Every entry must be echoed exactly.
begin The records
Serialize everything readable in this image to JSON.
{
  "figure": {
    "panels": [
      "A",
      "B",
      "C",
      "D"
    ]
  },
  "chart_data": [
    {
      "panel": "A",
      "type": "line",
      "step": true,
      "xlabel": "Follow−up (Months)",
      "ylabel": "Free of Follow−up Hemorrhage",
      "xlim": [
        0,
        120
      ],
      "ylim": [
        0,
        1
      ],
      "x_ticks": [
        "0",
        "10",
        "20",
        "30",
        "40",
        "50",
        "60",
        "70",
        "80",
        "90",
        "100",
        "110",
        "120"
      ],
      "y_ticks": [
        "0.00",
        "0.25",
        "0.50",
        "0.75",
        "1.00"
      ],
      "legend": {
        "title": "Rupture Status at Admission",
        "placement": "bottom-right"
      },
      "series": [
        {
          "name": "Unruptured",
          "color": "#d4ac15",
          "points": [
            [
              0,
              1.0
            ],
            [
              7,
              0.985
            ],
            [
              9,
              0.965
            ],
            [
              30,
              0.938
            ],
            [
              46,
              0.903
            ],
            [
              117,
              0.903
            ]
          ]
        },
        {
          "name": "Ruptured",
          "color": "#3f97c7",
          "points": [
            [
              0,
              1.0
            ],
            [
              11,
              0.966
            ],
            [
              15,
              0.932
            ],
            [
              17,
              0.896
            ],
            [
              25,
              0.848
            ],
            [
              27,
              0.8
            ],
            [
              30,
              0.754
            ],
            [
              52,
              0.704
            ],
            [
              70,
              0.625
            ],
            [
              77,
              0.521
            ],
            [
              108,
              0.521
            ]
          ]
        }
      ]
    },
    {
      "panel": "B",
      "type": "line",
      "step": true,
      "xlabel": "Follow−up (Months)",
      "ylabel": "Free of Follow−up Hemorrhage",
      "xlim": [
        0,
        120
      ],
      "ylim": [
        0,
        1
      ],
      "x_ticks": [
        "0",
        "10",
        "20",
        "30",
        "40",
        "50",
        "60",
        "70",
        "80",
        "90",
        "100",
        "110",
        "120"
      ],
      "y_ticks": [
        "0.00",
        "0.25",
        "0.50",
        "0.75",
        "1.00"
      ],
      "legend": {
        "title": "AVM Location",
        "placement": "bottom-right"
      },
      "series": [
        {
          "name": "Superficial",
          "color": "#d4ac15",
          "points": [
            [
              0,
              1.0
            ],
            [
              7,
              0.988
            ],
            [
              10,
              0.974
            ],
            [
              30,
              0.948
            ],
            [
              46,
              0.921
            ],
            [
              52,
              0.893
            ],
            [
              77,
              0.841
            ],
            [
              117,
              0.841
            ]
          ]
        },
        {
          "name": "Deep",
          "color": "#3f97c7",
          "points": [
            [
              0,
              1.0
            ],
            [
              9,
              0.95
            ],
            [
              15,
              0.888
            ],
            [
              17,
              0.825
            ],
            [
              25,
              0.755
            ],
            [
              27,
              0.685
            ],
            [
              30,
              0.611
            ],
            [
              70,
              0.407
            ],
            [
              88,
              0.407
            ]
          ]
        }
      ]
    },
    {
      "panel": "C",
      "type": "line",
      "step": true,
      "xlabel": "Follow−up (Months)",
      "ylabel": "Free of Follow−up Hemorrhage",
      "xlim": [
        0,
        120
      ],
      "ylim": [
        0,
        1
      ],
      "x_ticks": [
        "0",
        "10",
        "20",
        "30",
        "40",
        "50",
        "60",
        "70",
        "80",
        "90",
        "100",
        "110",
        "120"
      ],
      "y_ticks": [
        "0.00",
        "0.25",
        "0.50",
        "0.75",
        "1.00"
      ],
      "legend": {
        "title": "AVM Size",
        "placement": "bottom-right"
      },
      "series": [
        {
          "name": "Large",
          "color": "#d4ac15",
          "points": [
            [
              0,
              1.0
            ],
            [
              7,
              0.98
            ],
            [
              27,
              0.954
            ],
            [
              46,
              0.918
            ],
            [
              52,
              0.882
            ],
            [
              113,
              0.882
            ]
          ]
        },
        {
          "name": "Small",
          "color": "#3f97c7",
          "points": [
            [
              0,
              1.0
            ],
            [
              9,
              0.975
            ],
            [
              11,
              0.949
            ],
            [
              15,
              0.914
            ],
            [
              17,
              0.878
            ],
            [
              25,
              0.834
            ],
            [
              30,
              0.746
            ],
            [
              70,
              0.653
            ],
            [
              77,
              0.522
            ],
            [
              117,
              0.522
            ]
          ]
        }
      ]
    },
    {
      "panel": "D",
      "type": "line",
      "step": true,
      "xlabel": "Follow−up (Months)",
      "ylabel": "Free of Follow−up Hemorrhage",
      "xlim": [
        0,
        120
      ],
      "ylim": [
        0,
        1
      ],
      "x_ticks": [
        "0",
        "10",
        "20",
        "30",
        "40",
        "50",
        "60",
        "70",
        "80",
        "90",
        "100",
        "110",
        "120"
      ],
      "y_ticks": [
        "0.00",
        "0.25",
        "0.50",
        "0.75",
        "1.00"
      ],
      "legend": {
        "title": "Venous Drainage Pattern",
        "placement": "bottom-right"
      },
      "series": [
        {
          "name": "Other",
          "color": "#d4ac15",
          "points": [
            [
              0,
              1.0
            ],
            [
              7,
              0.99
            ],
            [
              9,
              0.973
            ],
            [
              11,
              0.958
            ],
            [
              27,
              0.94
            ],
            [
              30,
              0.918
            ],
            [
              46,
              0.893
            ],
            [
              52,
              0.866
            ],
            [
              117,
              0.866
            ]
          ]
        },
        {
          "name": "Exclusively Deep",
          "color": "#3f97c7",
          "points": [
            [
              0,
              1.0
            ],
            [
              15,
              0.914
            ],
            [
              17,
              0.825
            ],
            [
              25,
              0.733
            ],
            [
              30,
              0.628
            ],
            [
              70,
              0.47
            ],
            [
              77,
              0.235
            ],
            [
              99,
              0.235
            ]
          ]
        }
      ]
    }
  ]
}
end The records
Answer to this task:
Serialize everything readable in this image to JSON.
{
  "figure": {
    "panels": [
      "A",
      "B",
      "C",
      "D"
    ]
  },
  "chart_data": [
    {
      "panel": "A",
      "type": "line",
      "step": true,
      "xlabel": "Follow−up (Months)",
      "ylabel": "Free of Follow−up Hemorrhage",
      "xlim": [
        0,
        120
      ],
      "ylim": [
        0,
        1
      ],
      "x_ticks": [
        "0",
        "10",
        "20",
        "30",
        "40",
        "50",
        "60",
        "70",
        "80",
        "90",
        "100",
        "110",
        "120"
      ],
      "y_ticks": [
        "0.00",
        "0.25",
        "0.50",
        "0.75",
        "1.00"
      ],
      "legend": {
        "title": "Rupture Status at Admission",
        "placement": "bottom-right"
      },
      "series": [
        {
          "name": "Unruptured",
          "color": "#d4ac15",
          "points": [
            [
              0,
              1.0
            ],
            [
              7,
              0.985
            ],
            [
              9,
              0.965
            ],
            [
              30,
              0.938
            ],
            [
              46,
              0.903
            ],
            [
              117,
              0.903
            ]
          ]
        },
        {
          "name": "Ruptured",
          "color": "#3f97c7",
          "points": [
            [
              0,
              1.0
            ],
            [
              11,
              0.966
            ],
            [
              15,
              0.932
            ],
            [
              17,
              0.896
            ],
            [
              25,
              0.848
            ],
            [
              27,
              0.8
            ],
            [
              30,
              0.754
            ],
            [
              52,
              0.704
            ],
            [
              70,
              0.625
            ],
            [
              77,
              0.521
            ],
            [
              108,
              0.521
            ]
          ]
        }
      ]
    },
    {
      "panel": "B",
      "type": "line",
      "step": true,
      "xlabel": "Follow−up (Months)",
      "ylabel": "Free of Follow−up Hemorrhage",
      "xlim": [
        0,
        120
      ],
      "ylim": [
        0,
        1
      ],
      "x_ticks": [
        "0",
        "10",
        "20",
        "30",
        "40",
        "50",
        "60",
        "70",
        "80",
        "90",
        "100",
        "110",
        "120"
      ],
      "y_ticks": [
        "0.00",
        "0.25",
        "0.50",
        "0.75",
        "1.00"
      ],
      "legend": {
        "title": "AVM Location",
        "placement": "bottom-right"
      },
      "series": [
        {
          "name": "Superficial",
          "color": "#d4ac15",
          "points": [
            [
              0,
              1.0
            ],
            [
              7,
              0.988
            ],
            [
              10,
              0.974
            ],
            [
              30,
              0.948
            ],
            [
              46,
              0.921
            ],
            [
              52,
              0.893
            ],
            [
              77,
              0.841
            ],
            [
              117,
              0.841
            ]
          ]
        },
        {
          "name": "Deep",
          "color": "#3f97c7",
          "points": [
            [
              0,
              1.0
            ],
            [
              9,
              0.95
            ],
            [
              15,
              0.888
            ],
            [
              17,
              0.825
            ],
            [
              25,
              0.755
            ],
            [
              27,
              0.685
            ],
            [
              30,
              0.611
            ],
            [
              70,
              0.407
            ],
            [
              88,
              0.407
            ]
          ]
        }
      ]
    },
    {
      "panel": "C",
      "type": "line",
      "step": true,
      "xlabel": "Follow−up (Months)",
      "ylabel": "Free of Follow−up Hemorrhage",
      "xlim": [
        0,
        120
      ],
      "ylim": [
        0,
        1
      ],
      "x_ticks": [
        "0",
        "10",
        "20",
        "30",
        "40",
        "50",
        "60",
        "70",
        "80",
        "90",
        "100",
        "110",
        "120"
      ],
      "y_ticks": [
        "0.00",
        "0.25",
        "0.50",
        "0.75",
        "1.00"
      ],
      "legend": {
        "title": "AVM Size",
        "placement": "bottom-right"
      },
      "series": [
        {
          "name": "Large",
          "color": "#d4ac15",
          "points": [
            [
              0,
              1.0
            ],
            [
              7,
              0.98
            ],
            [
              27,
              0.954
            ],
            [
              46,
              0.918
            ],
            [
              52,
              0.882
            ],
            [
              113,
              0.882
            ]
          ]
        },
        {
          "name": "Small",
          "color": "#3f97c7",
          "points": [
            [
              0,
              1.0
            ],
            [
              9,
              0.975
            ],
            [
              11,
              0.949
            ],
            [
              15,
              0.914
            ],
            [
              17,
              0.878
            ],
            [
              25,
              0.834
            ],
            [
              30,
              0.746
            ],
            [
              70,
              0.653
            ],
            [
              77,
              0.522
            ],
            [
              117,
              0.522
            ]
          ]
        }
      ]
    },
    {
      "panel": "D",
      "type": "line",
      "step": true,
      "xlabel": "Follow−up (Months)",
      "ylabel": "Free of Follow−up Hemorrhage",
      "xlim": [
        0,
        120
      ],
      "ylim": [
        0,
        1
      ],
      "x_ticks": [
        "0",
        "10",
        "20",
        "30",
        "40",
        "50",
        "60",
        "70",
        "80",
        "90",
        "100",
        "110",
        "120"
      ],
      "y_ticks": [
        "0.00",
        "0.25",
        "0.50",
        "0.75",
        "1.00"
      ],
      "legend": {
        "title": "Venous Drainage Pattern",
        "placement": "bottom-right"
      },
      "series": [
        {
          "name": "Other",
          "color": "#d4ac15",
          "points": [
            [
              0,
              1.0
            ],
            [
              7,
              0.99
            ],
            [
              9,
              0.973
            ],
            [
              11,
              0.958
            ],
            [
              27,
              0.94
            ],
            [
              30,
              0.918
            ],
            [
              46,
              0.893
            ],
            [
              52,
              0.866
            ],
            [
              117,
              0.866
            ]
          ]
        },
        {
          "name": "Exclusively Deep",
          "color": "#3f97c7",
          "points": [
            [
              0,
              1.0
            ],
            [
              15,
              0.914
            ],
            [
              17,
              0.825
            ],
            [
              25,
              0.733
            ],
            [
              30,
              0.628
            ],
            [
              70,
              0.47
            ],
            [
              77,
              0.235
            ],
            [
              99,
              0.235
            ]
          ]
        }
      ]
    }
  ]
}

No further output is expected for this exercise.